| Data supplied |
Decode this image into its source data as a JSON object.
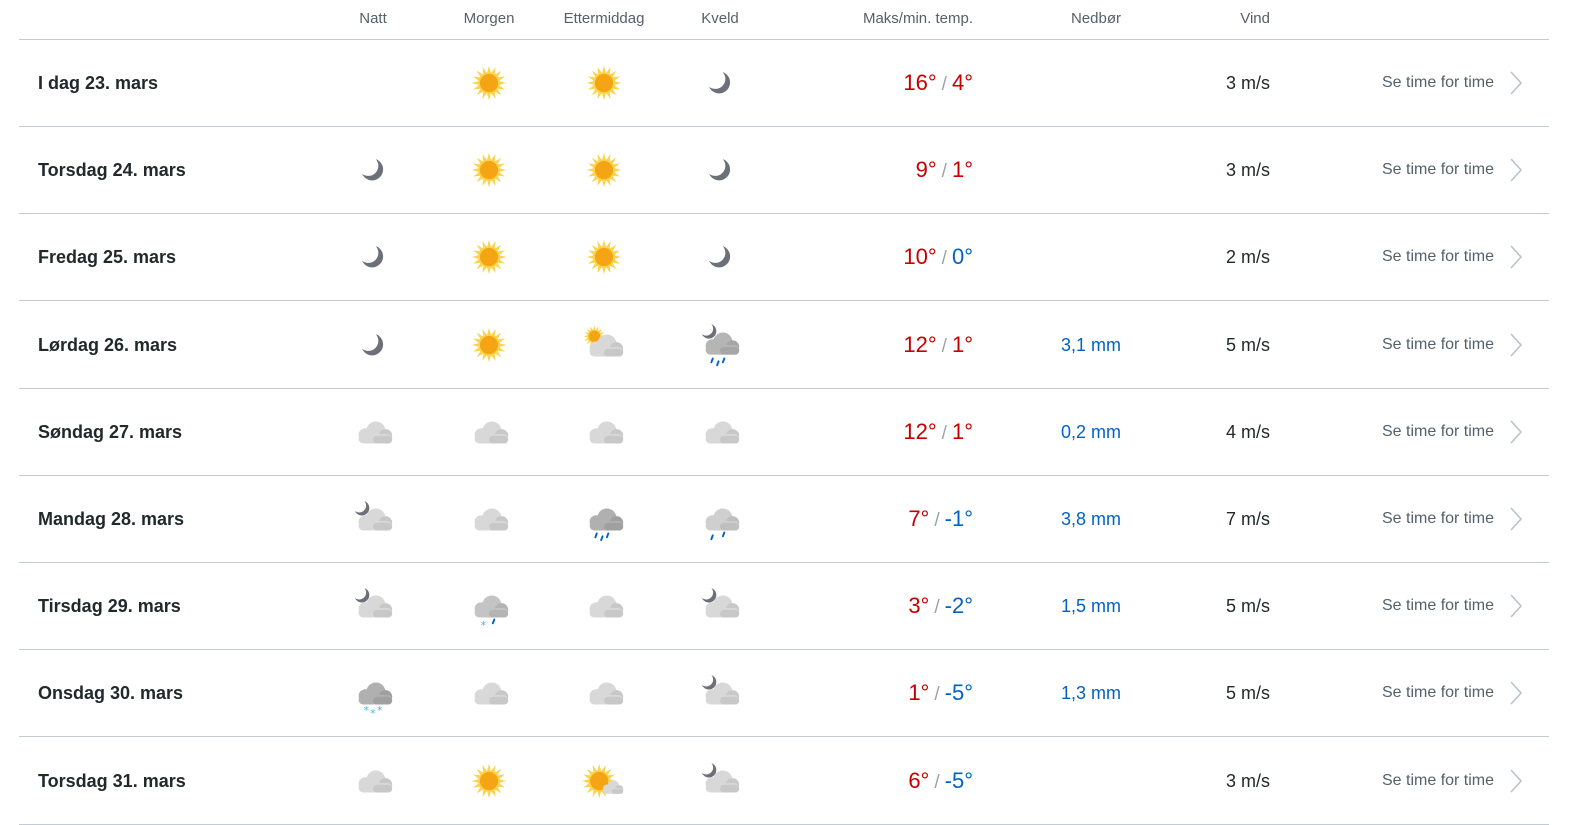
{
  "header": {
    "natt": "Natt",
    "morgen": "Morgen",
    "ettermiddag": "Ettermiddag",
    "kveld": "Kveld",
    "temp": "Maks/min. temp.",
    "nedbor": "Nedbør",
    "vind": "Vind"
  },
  "colors": {
    "warm": "#c60000",
    "cold": "#0062c6",
    "precip": "#0062c6"
  },
  "link_label": "Se time for time",
  "days": [
    {
      "label": "I dag 23. mars",
      "icons": [
        "",
        "sun",
        "sun",
        "moon"
      ],
      "max": "16°",
      "min": "4°",
      "precip": "",
      "wind": "3 m/s"
    },
    {
      "label": "Torsdag 24. mars",
      "icons": [
        "moon",
        "sun",
        "sun",
        "moon"
      ],
      "max": "9°",
      "min": "1°",
      "precip": "",
      "wind": "3 m/s"
    },
    {
      "label": "Fredag 25. mars",
      "icons": [
        "moon",
        "sun",
        "sun",
        "moon"
      ],
      "max": "10°",
      "min": "0°",
      "precip": "",
      "wind": "2 m/s"
    },
    {
      "label": "Lørdag 26. mars",
      "icons": [
        "moon",
        "sun",
        "partly-cloudy-day",
        "rain-showers-night"
      ],
      "max": "12°",
      "min": "1°",
      "precip": "3,1 mm",
      "wind": "5 m/s"
    },
    {
      "label": "Søndag 27. mars",
      "icons": [
        "cloud",
        "cloud",
        "cloud",
        "cloud"
      ],
      "max": "12°",
      "min": "1°",
      "precip": "0,2 mm",
      "wind": "4 m/s"
    },
    {
      "label": "Mandag 28. mars",
      "icons": [
        "partly-cloudy-night",
        "cloud",
        "rain",
        "light-rain"
      ],
      "max": "7°",
      "min": "-1°",
      "precip": "3,8 mm",
      "wind": "7 m/s"
    },
    {
      "label": "Tirsdag 29. mars",
      "icons": [
        "partly-cloudy-night",
        "light-sleet",
        "cloud",
        "partly-cloudy-night"
      ],
      "max": "3°",
      "min": "-2°",
      "precip": "1,5 mm",
      "wind": "5 m/s"
    },
    {
      "label": "Onsdag 30. mars",
      "icons": [
        "snow",
        "cloud",
        "cloud",
        "partly-cloudy-night"
      ],
      "max": "1°",
      "min": "-5°",
      "precip": "1,3 mm",
      "wind": "5 m/s"
    },
    {
      "label": "Torsdag 31. mars",
      "icons": [
        "cloud",
        "sun",
        "fair-day",
        "partly-cloudy-night"
      ],
      "max": "6°",
      "min": "-5°",
      "precip": "",
      "wind": "3 m/s"
    }
  ]
}
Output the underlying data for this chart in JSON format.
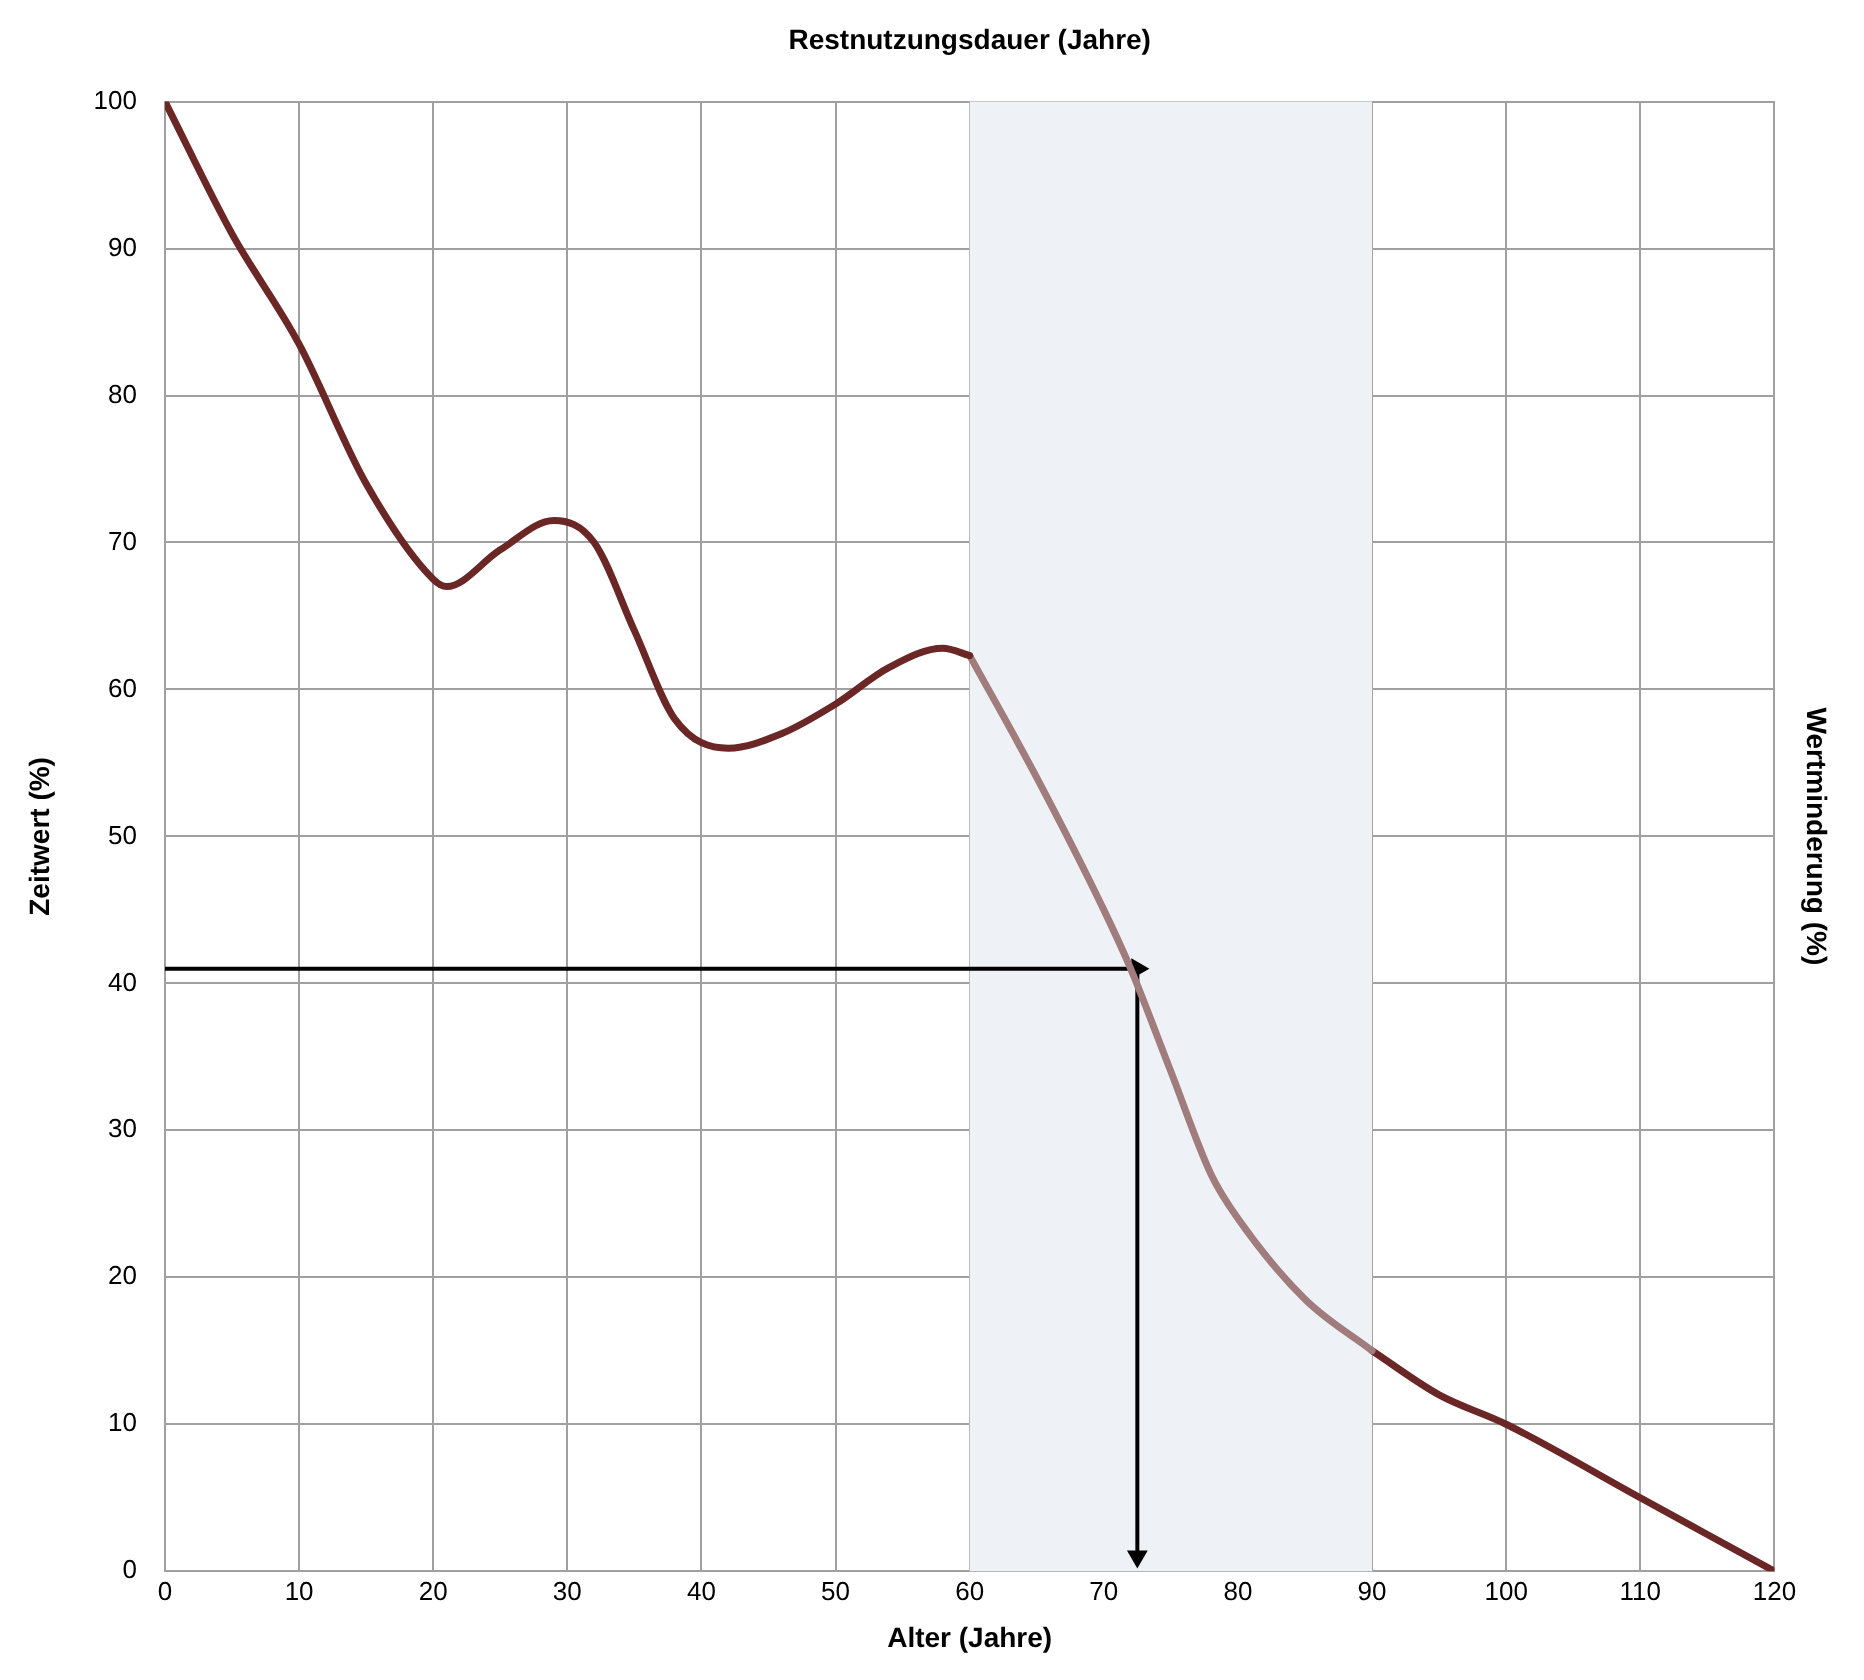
{
  "chart_data": {
    "type": "line",
    "xlabel": "Alter (Jahre)",
    "ylabel": "Zeitwert (%)",
    "x2label": "Restnutzungsdauer (Jahre)",
    "y2label": "Wertminderung (%)",
    "xlim": [
      0,
      120
    ],
    "xticks": [
      0,
      10,
      20,
      30,
      40,
      50,
      60,
      70,
      80,
      90,
      100,
      110,
      120
    ],
    "ylim": [
      0,
      100
    ],
    "yticks": [
      0,
      10,
      20,
      30,
      40,
      50,
      60,
      70,
      80,
      90,
      100
    ],
    "grid": true,
    "bands": [
      {
        "axis": "x",
        "from": 60,
        "to": 90,
        "color": "#eef2f7"
      }
    ],
    "series": [
      {
        "color": "#6b2626",
        "x": [
          0,
          5,
          10,
          15,
          20,
          21,
          25,
          29,
          32,
          35,
          38,
          42,
          46,
          50,
          54,
          58,
          60
        ],
        "values": [
          100,
          91,
          83.5,
          74,
          67.5,
          67,
          69.5,
          71.5,
          70,
          64,
          58,
          56,
          57,
          59,
          61.5,
          62.8,
          62.3
        ]
      },
      {
        "color": "#a07c7c",
        "x": [
          60,
          65,
          70,
          72,
          75,
          78,
          80,
          85,
          90
        ],
        "values": [
          62.3,
          54,
          45,
          41,
          34,
          27,
          24,
          18.5,
          15
        ]
      },
      {
        "color": "#6b2626",
        "x": [
          90,
          95,
          100,
          110,
          120
        ],
        "values": [
          15,
          12,
          10,
          5,
          0
        ]
      },
      {
        "color": "#000000",
        "marker": "triangle",
        "x": [
          0,
          72.5,
          72.5
        ],
        "values": [
          41,
          41,
          1
        ]
      }
    ]
  }
}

| To do |
Each record above should be copied character for character, with pictures dropped.

| Result |
Decode this image into its source data as a JSON object.
{
  "header": {
    "natt": "Natt",
    "morgen": "Morgen",
    "ettermiddag": "Ettermiddag",
    "kveld": "Kveld",
    "temp": "Maks/min. temp.",
    "nedbor": "Nedbør",
    "vind": "Vind"
  },
  "colors": {
    "warm": "#c60000",
    "cold": "#0062c6",
    "precip": "#0062c6"
  },
  "link_label": "Se time for time",
  "days": [
    {
      "label": "I dag 23. mars",
      "icons": [
        "",
        "sun",
        "sun",
        "moon"
      ],
      "max": "16°",
      "min": "4°",
      "precip": "",
      "wind": "3 m/s"
    },
    {
      "label": "Torsdag 24. mars",
      "icons": [
        "moon",
        "sun",
        "sun",
        "moon"
      ],
      "max": "9°",
      "min": "1°",
      "precip": "",
      "wind": "3 m/s"
    },
    {
      "label": "Fredag 25. mars",
      "icons": [
        "moon",
        "sun",
        "sun",
        "moon"
      ],
      "max": "10°",
      "min": "0°",
      "precip": "",
      "wind": "2 m/s"
    },
    {
      "label": "Lørdag 26. mars",
      "icons": [
        "moon",
        "sun",
        "partly-cloudy-day",
        "rain-showers-night"
      ],
      "max": "12°",
      "min": "1°",
      "precip": "3,1 mm",
      "wind": "5 m/s"
    },
    {
      "label": "Søndag 27. mars",
      "icons": [
        "cloud",
        "cloud",
        "cloud",
        "cloud"
      ],
      "max": "12°",
      "min": "1°",
      "precip": "0,2 mm",
      "wind": "4 m/s"
    },
    {
      "label": "Mandag 28. mars",
      "icons": [
        "partly-cloudy-night",
        "cloud",
        "rain",
        "light-rain"
      ],
      "max": "7°",
      "min": "-1°",
      "precip": "3,8 mm",
      "wind": "7 m/s"
    },
    {
      "label": "Tirsdag 29. mars",
      "icons": [
        "partly-cloudy-night",
        "light-sleet",
        "cloud",
        "partly-cloudy-night"
      ],
      "max": "3°",
      "min": "-2°",
      "precip": "1,5 mm",
      "wind": "5 m/s"
    },
    {
      "label": "Onsdag 30. mars",
      "icons": [
        "snow",
        "cloud",
        "cloud",
        "partly-cloudy-night"
      ],
      "max": "1°",
      "min": "-5°",
      "precip": "1,3 mm",
      "wind": "5 m/s"
    },
    {
      "label": "Torsdag 31. mars",
      "icons": [
        "cloud",
        "sun",
        "fair-day",
        "partly-cloudy-night"
      ],
      "max": "6°",
      "min": "-5°",
      "precip": "",
      "wind": "3 m/s"
    }
  ]
}
Output the underlying data for this chart in JSON format.
{
  "chart_data": {
    "type": "line",
    "xlabel": "Alter (Jahre)",
    "ylabel": "Zeitwert (%)",
    "x2label": "Restnutzungsdauer (Jahre)",
    "y2label": "Wertminderung (%)",
    "xlim": [
      0,
      120
    ],
    "xticks": [
      0,
      10,
      20,
      30,
      40,
      50,
      60,
      70,
      80,
      90,
      100,
      110,
      120
    ],
    "ylim": [
      0,
      100
    ],
    "yticks": [
      0,
      10,
      20,
      30,
      40,
      50,
      60,
      70,
      80,
      90,
      100
    ],
    "grid": true,
    "bands": [
      {
        "axis": "x",
        "from": 60,
        "to": 90,
        "color": "#eef2f7"
      }
    ],
    "series": [
      {
        "color": "#6b2626",
        "x": [
          0,
          5,
          10,
          15,
          20,
          21,
          25,
          29,
          32,
          35,
          38,
          42,
          46,
          50,
          54,
          58,
          60
        ],
        "values": [
          100,
          91,
          83.5,
          74,
          67.5,
          67,
          69.5,
          71.5,
          70,
          64,
          58,
          56,
          57,
          59,
          61.5,
          62.8,
          62.3
        ]
      },
      {
        "color": "#a07c7c",
        "x": [
          60,
          65,
          70,
          72,
          75,
          78,
          80,
          85,
          90
        ],
        "values": [
          62.3,
          54,
          45,
          41,
          34,
          27,
          24,
          18.5,
          15
        ]
      },
      {
        "color": "#6b2626",
        "x": [
          90,
          95,
          100,
          110,
          120
        ],
        "values": [
          15,
          12,
          10,
          5,
          0
        ]
      },
      {
        "color": "#000000",
        "marker": "triangle",
        "x": [
          0,
          72.5,
          72.5
        ],
        "values": [
          41,
          41,
          1
        ]
      }
    ]
  }
}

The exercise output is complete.